→ **What you have to do**
Restate the material below word for word, from its first line to its last.

→ **Records to process**
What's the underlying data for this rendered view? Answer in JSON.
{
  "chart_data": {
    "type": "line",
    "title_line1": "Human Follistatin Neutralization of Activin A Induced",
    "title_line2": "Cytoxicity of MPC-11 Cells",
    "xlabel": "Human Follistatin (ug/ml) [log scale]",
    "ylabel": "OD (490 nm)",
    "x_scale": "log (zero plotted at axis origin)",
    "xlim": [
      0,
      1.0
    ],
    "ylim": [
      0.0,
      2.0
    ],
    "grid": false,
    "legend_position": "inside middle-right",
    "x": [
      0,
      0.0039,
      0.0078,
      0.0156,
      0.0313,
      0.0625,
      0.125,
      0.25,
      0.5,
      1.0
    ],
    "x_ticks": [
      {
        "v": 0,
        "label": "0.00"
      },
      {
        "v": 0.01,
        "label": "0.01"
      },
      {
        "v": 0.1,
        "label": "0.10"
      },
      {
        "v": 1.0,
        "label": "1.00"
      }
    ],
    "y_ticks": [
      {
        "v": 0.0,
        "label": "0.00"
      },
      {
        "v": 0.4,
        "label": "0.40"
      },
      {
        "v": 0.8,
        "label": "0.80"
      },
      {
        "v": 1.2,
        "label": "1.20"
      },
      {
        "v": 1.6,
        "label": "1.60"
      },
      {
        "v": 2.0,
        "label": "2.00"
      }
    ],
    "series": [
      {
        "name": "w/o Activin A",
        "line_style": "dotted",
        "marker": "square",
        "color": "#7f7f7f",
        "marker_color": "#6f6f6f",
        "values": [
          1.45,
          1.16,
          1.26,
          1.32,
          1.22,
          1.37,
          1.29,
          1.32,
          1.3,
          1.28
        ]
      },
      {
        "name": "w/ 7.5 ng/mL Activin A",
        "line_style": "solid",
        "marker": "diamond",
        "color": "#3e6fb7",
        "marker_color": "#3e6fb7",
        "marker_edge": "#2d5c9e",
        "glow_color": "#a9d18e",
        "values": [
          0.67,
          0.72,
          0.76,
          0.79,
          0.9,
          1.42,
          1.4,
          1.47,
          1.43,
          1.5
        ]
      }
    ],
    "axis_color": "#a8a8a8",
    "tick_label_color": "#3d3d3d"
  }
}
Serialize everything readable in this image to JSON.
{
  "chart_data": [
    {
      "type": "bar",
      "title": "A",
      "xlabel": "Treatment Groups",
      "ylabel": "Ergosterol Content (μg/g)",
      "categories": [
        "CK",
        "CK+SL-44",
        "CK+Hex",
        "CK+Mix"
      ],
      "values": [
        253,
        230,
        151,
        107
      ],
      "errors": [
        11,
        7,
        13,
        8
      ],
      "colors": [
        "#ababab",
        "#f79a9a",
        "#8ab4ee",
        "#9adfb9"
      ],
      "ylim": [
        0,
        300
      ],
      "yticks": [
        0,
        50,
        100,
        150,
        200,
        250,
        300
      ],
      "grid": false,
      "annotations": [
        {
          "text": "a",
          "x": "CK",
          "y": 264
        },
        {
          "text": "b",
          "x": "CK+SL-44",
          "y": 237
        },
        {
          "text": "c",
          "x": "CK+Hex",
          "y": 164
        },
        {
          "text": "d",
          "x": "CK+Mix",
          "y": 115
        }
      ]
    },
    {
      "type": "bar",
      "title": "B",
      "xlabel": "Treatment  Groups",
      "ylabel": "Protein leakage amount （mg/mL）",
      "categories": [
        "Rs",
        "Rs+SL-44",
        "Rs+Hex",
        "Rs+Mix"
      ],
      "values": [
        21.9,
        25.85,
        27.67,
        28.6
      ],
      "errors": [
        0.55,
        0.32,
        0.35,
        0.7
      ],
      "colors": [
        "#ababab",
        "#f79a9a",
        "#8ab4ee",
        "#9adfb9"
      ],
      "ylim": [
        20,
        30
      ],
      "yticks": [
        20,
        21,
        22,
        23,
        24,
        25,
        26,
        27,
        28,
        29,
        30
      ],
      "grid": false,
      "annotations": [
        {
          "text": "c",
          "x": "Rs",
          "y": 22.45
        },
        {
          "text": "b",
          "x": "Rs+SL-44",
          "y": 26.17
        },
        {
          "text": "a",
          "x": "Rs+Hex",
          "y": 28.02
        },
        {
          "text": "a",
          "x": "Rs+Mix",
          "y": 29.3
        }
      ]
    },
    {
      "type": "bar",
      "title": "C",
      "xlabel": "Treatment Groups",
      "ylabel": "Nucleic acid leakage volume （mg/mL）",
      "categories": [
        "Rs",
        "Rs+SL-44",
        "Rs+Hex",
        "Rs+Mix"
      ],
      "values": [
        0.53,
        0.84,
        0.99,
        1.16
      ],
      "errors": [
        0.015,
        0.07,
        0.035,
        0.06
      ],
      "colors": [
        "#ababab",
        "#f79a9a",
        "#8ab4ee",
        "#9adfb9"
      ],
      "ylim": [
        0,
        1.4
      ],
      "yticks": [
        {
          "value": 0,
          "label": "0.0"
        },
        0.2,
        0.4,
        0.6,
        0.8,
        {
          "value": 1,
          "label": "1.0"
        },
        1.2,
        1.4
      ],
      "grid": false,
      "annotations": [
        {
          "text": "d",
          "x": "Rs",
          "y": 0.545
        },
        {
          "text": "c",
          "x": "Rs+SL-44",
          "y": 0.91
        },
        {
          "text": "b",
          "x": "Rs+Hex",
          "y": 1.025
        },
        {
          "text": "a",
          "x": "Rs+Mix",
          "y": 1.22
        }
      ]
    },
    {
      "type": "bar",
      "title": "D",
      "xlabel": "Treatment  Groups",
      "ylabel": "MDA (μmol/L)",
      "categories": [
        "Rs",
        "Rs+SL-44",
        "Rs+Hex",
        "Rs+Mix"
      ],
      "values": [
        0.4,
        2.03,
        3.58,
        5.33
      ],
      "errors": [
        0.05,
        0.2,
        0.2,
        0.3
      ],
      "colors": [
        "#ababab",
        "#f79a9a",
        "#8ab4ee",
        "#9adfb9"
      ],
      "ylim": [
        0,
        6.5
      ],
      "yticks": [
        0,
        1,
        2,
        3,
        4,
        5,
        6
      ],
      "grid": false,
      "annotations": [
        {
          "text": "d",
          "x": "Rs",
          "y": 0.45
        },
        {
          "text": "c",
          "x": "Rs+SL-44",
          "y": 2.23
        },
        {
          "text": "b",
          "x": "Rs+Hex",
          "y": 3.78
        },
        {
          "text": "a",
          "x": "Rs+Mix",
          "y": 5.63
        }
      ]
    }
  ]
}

→ **Response for this exercise**
What's the underlying data for this rendered view? Answer in JSON.
{
  "chart_data": {
    "type": "line",
    "title_line1": "Human Follistatin Neutralization of Activin A Induced",
    "title_line2": "Cytoxicity of MPC-11 Cells",
    "xlabel": "Human Follistatin (ug/ml) [log scale]",
    "ylabel": "OD (490 nm)",
    "x_scale": "log (zero plotted at axis origin)",
    "xlim": [
      0,
      1.0
    ],
    "ylim": [
      0.0,
      2.0
    ],
    "grid": false,
    "legend_position": "inside middle-right",
    "x": [
      0,
      0.0039,
      0.0078,
      0.0156,
      0.0313,
      0.0625,
      0.125,
      0.25,
      0.5,
      1.0
    ],
    "x_ticks": [
      {
        "v": 0,
        "label": "0.00"
      },
      {
        "v": 0.01,
        "label": "0.01"
      },
      {
        "v": 0.1,
        "label": "0.10"
      },
      {
        "v": 1.0,
        "label": "1.00"
      }
    ],
    "y_ticks": [
      {
        "v": 0.0,
        "label": "0.00"
      },
      {
        "v": 0.4,
        "label": "0.40"
      },
      {
        "v": 0.8,
        "label": "0.80"
      },
      {
        "v": 1.2,
        "label": "1.20"
      },
      {
        "v": 1.6,
        "label": "1.60"
      },
      {
        "v": 2.0,
        "label": "2.00"
      }
    ],
    "series": [
      {
        "name": "w/o Activin A",
        "line_style": "dotted",
        "marker": "square",
        "color": "#7f7f7f",
        "marker_color": "#6f6f6f",
        "values": [
          1.45,
          1.16,
          1.26,
          1.32,
          1.22,
          1.37,
          1.29,
          1.32,
          1.3,
          1.28
        ]
      },
      {
        "name": "w/ 7.5 ng/mL Activin A",
        "line_style": "solid",
        "marker": "diamond",
        "color": "#3e6fb7",
        "marker_color": "#3e6fb7",
        "marker_edge": "#2d5c9e",
        "glow_color": "#a9d18e",
        "values": [
          0.67,
          0.72,
          0.76,
          0.79,
          0.9,
          1.42,
          1.4,
          1.47,
          1.43,
          1.5
        ]
      }
    ],
    "axis_color": "#a8a8a8",
    "tick_label_color": "#3d3d3d"
  }
}
Serialize everything readable in this image to JSON.
{
  "chart_data": [
    {
      "type": "bar",
      "title": "A",
      "xlabel": "Treatment Groups",
      "ylabel": "Ergosterol Content (μg/g)",
      "categories": [
        "CK",
        "CK+SL-44",
        "CK+Hex",
        "CK+Mix"
      ],
      "values": [
        253,
        230,
        151,
        107
      ],
      "errors": [
        11,
        7,
        13,
        8
      ],
      "colors": [
        "#ababab",
        "#f79a9a",
        "#8ab4ee",
        "#9adfb9"
      ],
      "ylim": [
        0,
        300
      ],
      "yticks": [
        0,
        50,
        100,
        150,
        200,
        250,
        300
      ],
      "grid": false,
      "annotations": [
        {
          "text": "a",
          "x": "CK",
          "y": 264
        },
        {
          "text": "b",
          "x": "CK+SL-44",
          "y": 237
        },
        {
          "text": "c",
          "x": "CK+Hex",
          "y": 164
        },
        {
          "text": "d",
          "x": "CK+Mix",
          "y": 115
        }
      ]
    },
    {
      "type": "bar",
      "title": "B",
      "xlabel": "Treatment  Groups",
      "ylabel": "Protein leakage amount （mg/mL）",
      "categories": [
        "Rs",
        "Rs+SL-44",
        "Rs+Hex",
        "Rs+Mix"
      ],
      "values": [
        21.9,
        25.85,
        27.67,
        28.6
      ],
      "errors": [
        0.55,
        0.32,
        0.35,
        0.7
      ],
      "colors": [
        "#ababab",
        "#f79a9a",
        "#8ab4ee",
        "#9adfb9"
      ],
      "ylim": [
        20,
        30
      ],
      "yticks": [
        20,
        21,
        22,
        23,
        24,
        25,
        26,
        27,
        28,
        29,
        30
      ],
      "grid": false,
      "annotations": [
        {
          "text": "c",
          "x": "Rs",
          "y": 22.45
        },
        {
          "text": "b",
          "x": "Rs+SL-44",
          "y": 26.17
        },
        {
          "text": "a",
          "x": "Rs+Hex",
          "y": 28.02
        },
        {
          "text": "a",
          "x": "Rs+Mix",
          "y": 29.3
        }
      ]
    },
    {
      "type": "bar",
      "title": "C",
      "xlabel": "Treatment Groups",
      "ylabel": "Nucleic acid leakage volume （mg/mL）",
      "categories": [
        "Rs",
        "Rs+SL-44",
        "Rs+Hex",
        "Rs+Mix"
      ],
      "values": [
        0.53,
        0.84,
        0.99,
        1.16
      ],
      "errors": [
        0.015,
        0.07,
        0.035,
        0.06
      ],
      "colors": [
        "#ababab",
        "#f79a9a",
        "#8ab4ee",
        "#9adfb9"
      ],
      "ylim": [
        0,
        1.4
      ],
      "yticks": [
        {
          "value": 0,
          "label": "0.0"
        },
        0.2,
        0.4,
        0.6,
        0.8,
        {
          "value": 1,
          "label": "1.0"
        },
        1.2,
        1.4
      ],
      "grid": false,
      "annotations": [
        {
          "text": "d",
          "x": "Rs",
          "y": 0.545
        },
        {
          "text": "c",
          "x": "Rs+SL-44",
          "y": 0.91
        },
        {
          "text": "b",
          "x": "Rs+Hex",
          "y": 1.025
        },
        {
          "text": "a",
          "x": "Rs+Mix",
          "y": 1.22
        }
      ]
    },
    {
      "type": "bar",
      "title": "D",
      "xlabel": "Treatment  Groups",
      "ylabel": "MDA (μmol/L)",
      "categories": [
        "Rs",
        "Rs+SL-44",
        "Rs+Hex",
        "Rs+Mix"
      ],
      "values": [
        0.4,
        2.03,
        3.58,
        5.33
      ],
      "errors": [
        0.05,
        0.2,
        0.2,
        0.3
      ],
      "colors": [
        "#ababab",
        "#f79a9a",
        "#8ab4ee",
        "#9adfb9"
      ],
      "ylim": [
        0,
        6.5
      ],
      "yticks": [
        0,
        1,
        2,
        3,
        4,
        5,
        6
      ],
      "grid": false,
      "annotations": [
        {
          "text": "d",
          "x": "Rs",
          "y": 0.45
        },
        {
          "text": "c",
          "x": "Rs+SL-44",
          "y": 2.23
        },
        {
          "text": "b",
          "x": "Rs+Hex",
          "y": 3.78
        },
        {
          "text": "a",
          "x": "Rs+Mix",
          "y": 5.63
        }
      ]
    }
  ]
}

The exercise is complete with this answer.